Filter this data down to the lines that hold "anni", and copy them.

[Extracted records]
|---|

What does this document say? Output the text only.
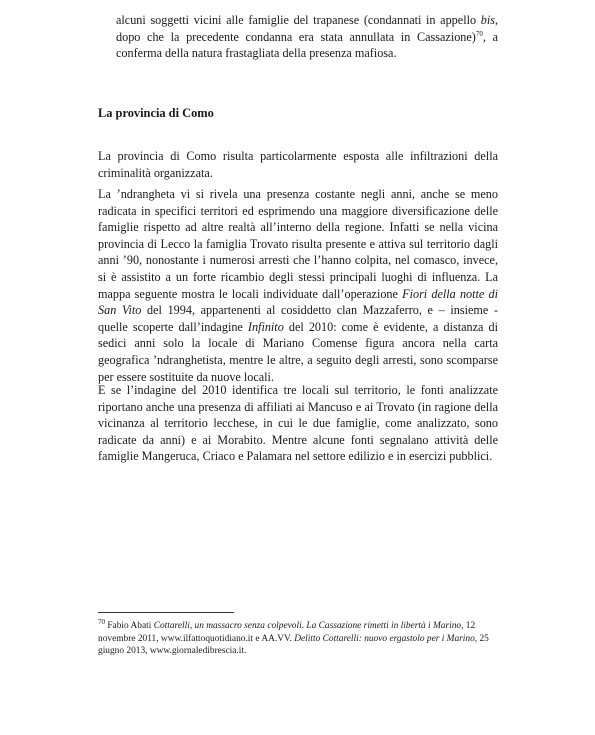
alcuni soggetti vicini alle famiglie del trapanese (condannati in appello bis,
dopo che la precedente condanna era stata annullata in Cassazione)$^{70}$, a
conferma della natura frastagliata della presenza mafiosa.

La provincia di Como

La provincia di Como risulta particolarmente esposta alle infiltrazioni della criminalità organizzata.

La ’ndrangheta vi si rivela una presenza costante negli anni, anche se meno radicata in specifici territori ed esprimendo una maggiore diversificazione delle famiglie rispetto ad altre realtà all’interno della regione. Infatti se nella vicina provincia di Lecco la famiglia Trovato risulta presente e attiva sul territorio dagli anni ’90, nonostante i numerosi arresti che l’hanno colpita, nel comasco, invece, si è assistito a un forte ricambio degli stessi principali luoghi di influenza. La mappa seguente mostra le locali individuate dall’operazione Fiori della notte di San Vito del 1994, appartenenti al cosiddetto clan Mazzaferro, e – insieme - quelle scoperte dall’indagine Infinito del 2010: come è evidente, a distanza di sedici anni solo la locale di Mariano Comense figura ancora nella carta geografica ’ndranghetista, mentre le altre, a seguito degli arresti, sono scomparse per essere sostituite da nuove locali.

E se l’indagine del 2010 identifica tre locali sul territorio, le fonti analizzate riportano anche una presenza di affiliati ai Mancuso e ai Trovato (in ragione della vicinanza al territorio lecchese, in cui le due famiglie, come analizzato, sono radicate da anni) e ai Morabito. Mentre alcune fonti segnalano attività delle famiglie Mangeruca, Criaco e Palamara nel settore edilizio e in esercizi pubblici.

$^{70}$ Fabio Abati Cottarelli, un massacro senza colpevoli. La Cassazione rimetti in libertà i Marino, 12 novembre 2011, www.ilfattoquotidiano.it e AA.VV. Delitto Cottarelli: nuovo ergastolo per i Marino, 25 giugno 2013, www.giornaledibrescia.it.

|---|

| Correct response |
La ’ndrangheta vi si rivela una presenza costante negli anni, anche se meno radicata in specifici territori ed esprimendo una maggiore diversificazione delle famiglie rispetto ad altre realtà all’interno della regione. Infatti se nella vicina provincia di Lecco la famiglia Trovato risulta presente e attiva sul territorio dagli anni ’90, nonostante i numerosi arresti che l’hanno colpita, nel comasco, invece, si è assistito a un forte ricambio degli stessi principali luoghi di influenza. La mappa seguente mostra le locali individuate dall’operazione Fiori della notte di San Vito del 1994, appartenenti al cosiddetto clan Mazzaferro, e – insieme - quelle scoperte dall’indagine Infinito del 2010: come è evidente, a distanza di sedici anni solo la locale di Mariano Comense figura ancora nella carta geografica ’ndranghetista, mentre le altre, a seguito degli arresti, sono scomparse per essere sostituite da nuove locali.
E se l’indagine del 2010 identifica tre locali sul territorio, le fonti analizzate riportano anche una presenza di affiliati ai Mancuso e ai Trovato (in ragione della vicinanza al territorio lecchese, in cui le due famiglie, come analizzato, sono radicate da anni) e ai Morabito. Mentre alcune fonti segnalano attività delle famiglie Mangeruca, Criaco e Palamara nel settore edilizio e in esercizi pubblici.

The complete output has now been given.